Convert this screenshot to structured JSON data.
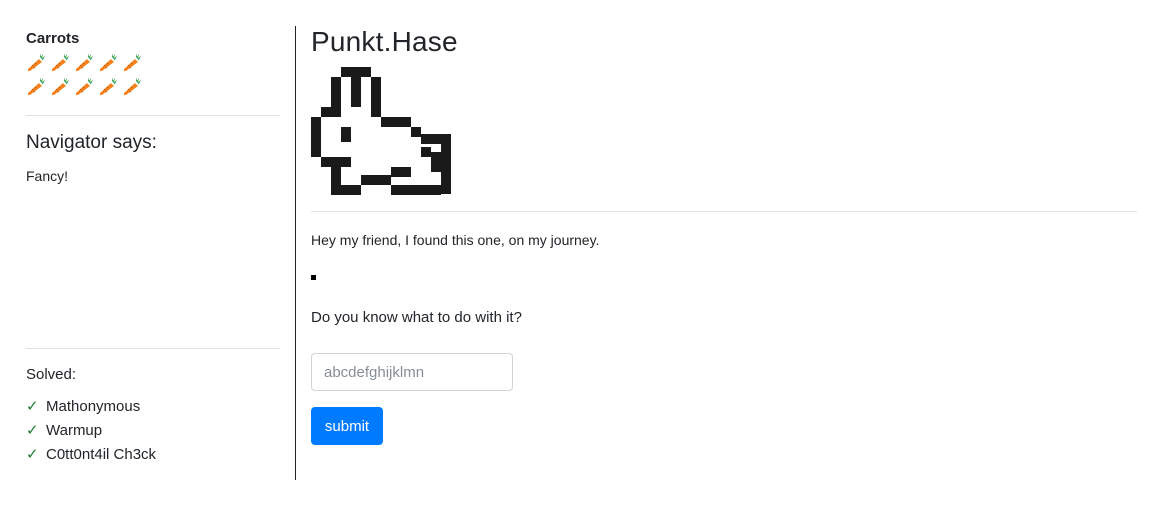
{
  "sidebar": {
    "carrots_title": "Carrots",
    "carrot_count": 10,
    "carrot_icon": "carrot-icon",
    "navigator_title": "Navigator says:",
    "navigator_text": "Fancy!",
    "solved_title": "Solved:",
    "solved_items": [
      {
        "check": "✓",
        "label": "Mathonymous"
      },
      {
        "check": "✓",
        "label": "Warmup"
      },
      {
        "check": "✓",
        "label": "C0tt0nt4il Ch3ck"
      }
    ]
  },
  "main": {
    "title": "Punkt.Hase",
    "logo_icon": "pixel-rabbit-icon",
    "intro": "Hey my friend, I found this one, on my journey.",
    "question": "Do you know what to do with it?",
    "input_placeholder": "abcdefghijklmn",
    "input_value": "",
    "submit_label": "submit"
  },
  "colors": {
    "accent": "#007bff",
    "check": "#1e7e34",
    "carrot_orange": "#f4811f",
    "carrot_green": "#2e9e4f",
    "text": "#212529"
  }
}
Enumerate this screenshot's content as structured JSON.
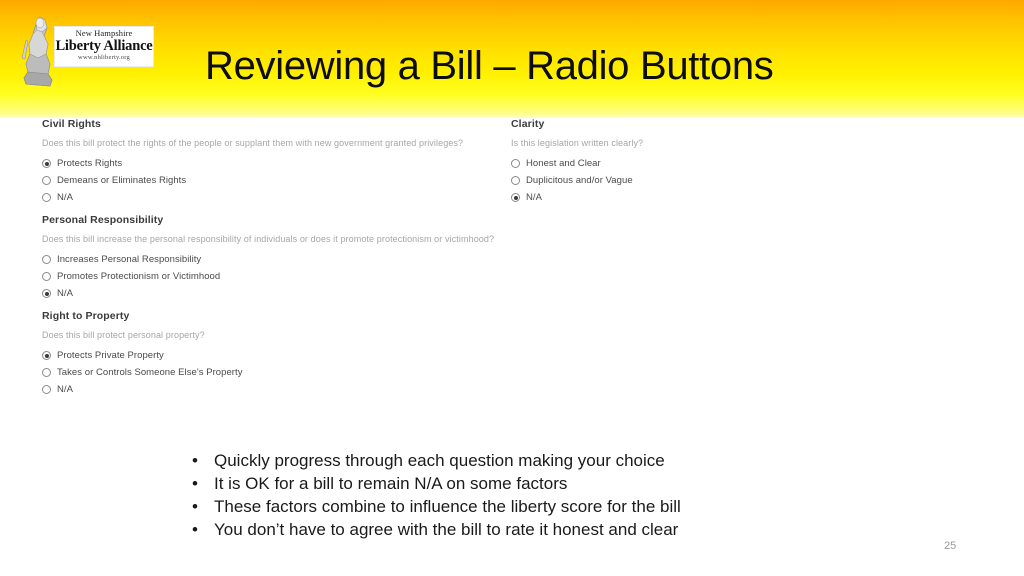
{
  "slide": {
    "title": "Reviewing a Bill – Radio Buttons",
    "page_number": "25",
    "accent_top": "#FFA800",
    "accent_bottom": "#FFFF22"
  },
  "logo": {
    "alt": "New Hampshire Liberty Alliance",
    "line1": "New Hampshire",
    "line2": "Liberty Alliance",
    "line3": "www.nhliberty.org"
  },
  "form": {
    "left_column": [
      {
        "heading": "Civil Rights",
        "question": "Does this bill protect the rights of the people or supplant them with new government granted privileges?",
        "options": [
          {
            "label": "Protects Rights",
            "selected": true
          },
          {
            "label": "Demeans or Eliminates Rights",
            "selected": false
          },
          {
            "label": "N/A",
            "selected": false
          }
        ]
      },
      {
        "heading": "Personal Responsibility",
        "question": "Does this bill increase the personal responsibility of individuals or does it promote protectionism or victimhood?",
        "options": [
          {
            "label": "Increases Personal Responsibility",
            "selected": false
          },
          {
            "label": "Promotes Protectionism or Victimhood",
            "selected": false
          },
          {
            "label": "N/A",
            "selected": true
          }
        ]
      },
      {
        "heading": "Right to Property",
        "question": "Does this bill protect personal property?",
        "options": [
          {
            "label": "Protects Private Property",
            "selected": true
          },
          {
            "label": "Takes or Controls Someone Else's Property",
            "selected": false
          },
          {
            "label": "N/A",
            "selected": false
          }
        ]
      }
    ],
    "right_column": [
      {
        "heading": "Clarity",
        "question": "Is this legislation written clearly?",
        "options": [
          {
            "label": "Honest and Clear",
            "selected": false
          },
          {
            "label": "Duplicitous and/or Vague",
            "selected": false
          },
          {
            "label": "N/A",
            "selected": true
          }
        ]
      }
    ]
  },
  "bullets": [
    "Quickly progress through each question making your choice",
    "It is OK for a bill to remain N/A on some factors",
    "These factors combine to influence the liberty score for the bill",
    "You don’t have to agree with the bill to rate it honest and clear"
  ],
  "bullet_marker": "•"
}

::::::::::

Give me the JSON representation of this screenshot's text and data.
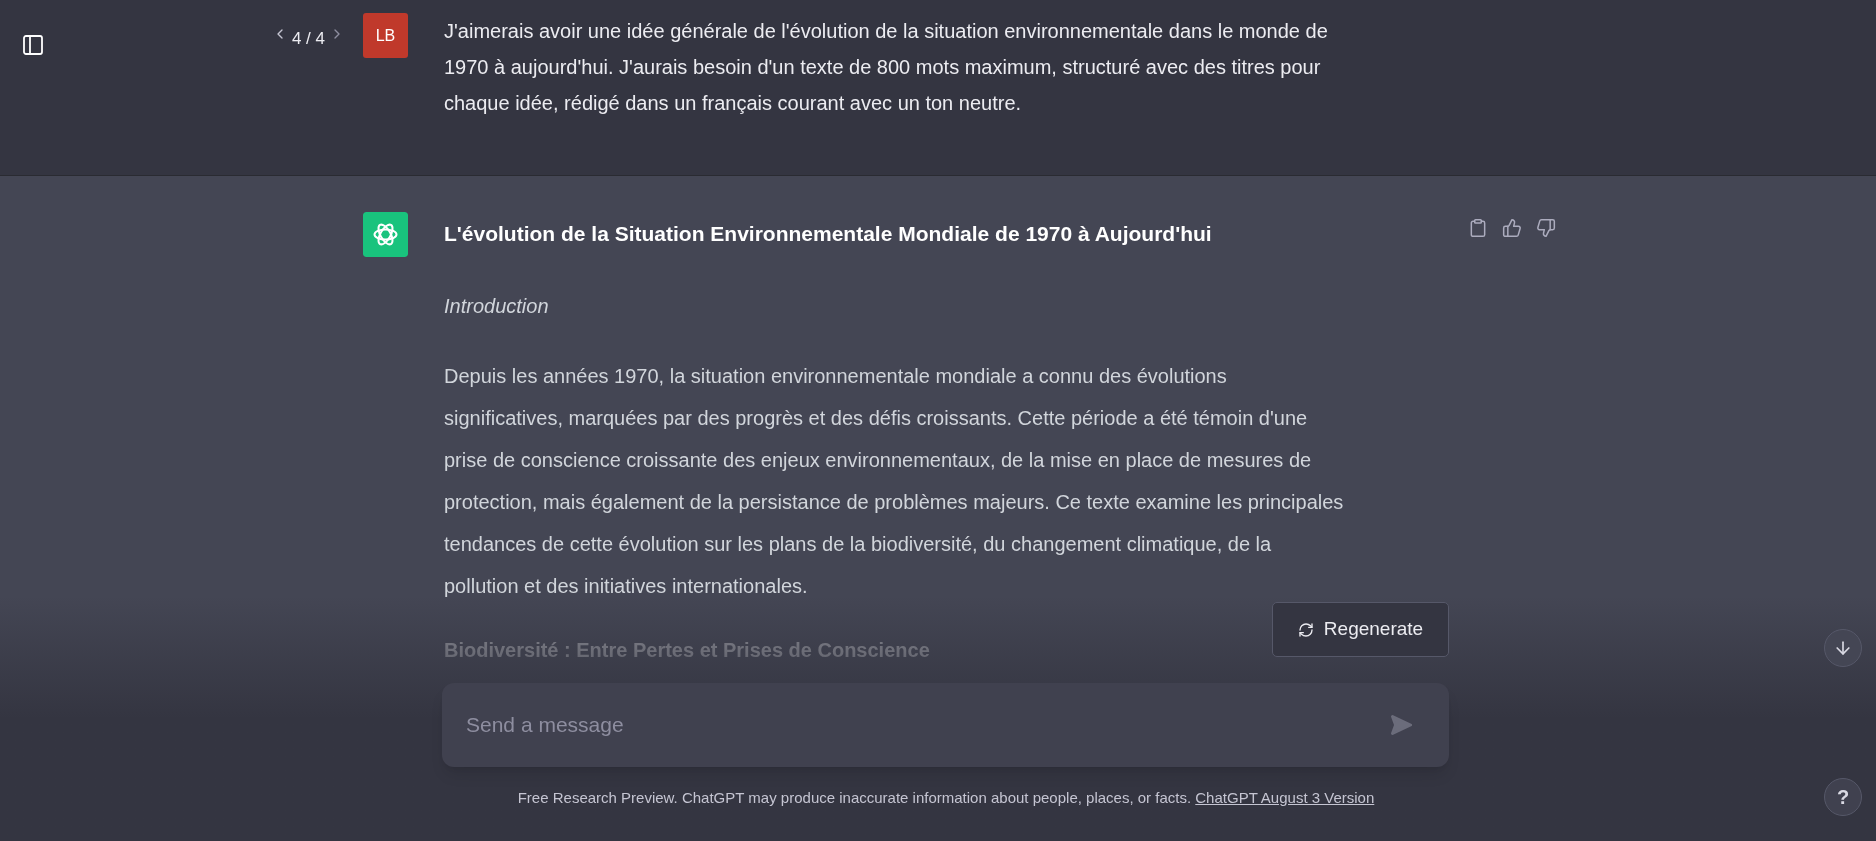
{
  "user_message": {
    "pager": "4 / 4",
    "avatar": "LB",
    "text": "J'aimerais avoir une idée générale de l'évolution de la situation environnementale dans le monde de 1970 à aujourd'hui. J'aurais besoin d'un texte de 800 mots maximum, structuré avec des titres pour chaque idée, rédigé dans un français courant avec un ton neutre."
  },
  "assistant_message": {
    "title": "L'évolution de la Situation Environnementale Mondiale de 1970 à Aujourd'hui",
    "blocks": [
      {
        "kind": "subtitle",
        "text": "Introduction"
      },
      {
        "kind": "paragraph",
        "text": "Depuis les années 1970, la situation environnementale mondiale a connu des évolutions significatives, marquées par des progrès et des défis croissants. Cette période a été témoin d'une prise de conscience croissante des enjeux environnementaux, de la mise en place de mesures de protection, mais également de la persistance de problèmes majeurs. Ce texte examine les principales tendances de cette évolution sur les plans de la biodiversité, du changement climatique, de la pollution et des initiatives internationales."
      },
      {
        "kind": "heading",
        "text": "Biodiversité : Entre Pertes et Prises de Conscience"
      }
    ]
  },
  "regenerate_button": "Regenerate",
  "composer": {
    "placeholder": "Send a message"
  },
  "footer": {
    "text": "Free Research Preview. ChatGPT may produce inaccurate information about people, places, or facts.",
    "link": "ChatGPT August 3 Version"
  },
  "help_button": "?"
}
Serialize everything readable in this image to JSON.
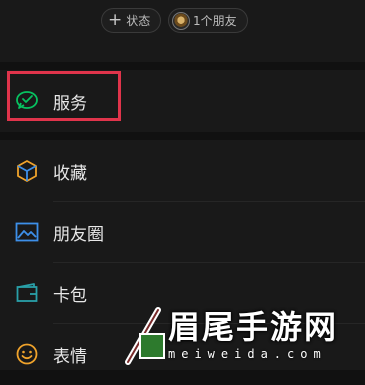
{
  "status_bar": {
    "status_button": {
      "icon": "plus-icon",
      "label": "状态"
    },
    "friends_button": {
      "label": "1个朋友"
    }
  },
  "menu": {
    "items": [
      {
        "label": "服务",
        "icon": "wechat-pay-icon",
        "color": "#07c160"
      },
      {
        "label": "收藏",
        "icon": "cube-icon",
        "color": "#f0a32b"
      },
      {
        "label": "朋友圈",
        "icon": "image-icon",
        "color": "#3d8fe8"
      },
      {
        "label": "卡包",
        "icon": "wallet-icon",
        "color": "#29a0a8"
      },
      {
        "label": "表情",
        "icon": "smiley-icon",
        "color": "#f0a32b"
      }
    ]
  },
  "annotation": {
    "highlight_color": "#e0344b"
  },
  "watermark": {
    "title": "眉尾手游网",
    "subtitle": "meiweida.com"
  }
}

::::::::::

## What the exercise asks
Which lines contain the word "kind"? Copy each of them.

## Written answer
        "kind": "subtitle",
        "kind": "paragraph",
        "kind": "heading",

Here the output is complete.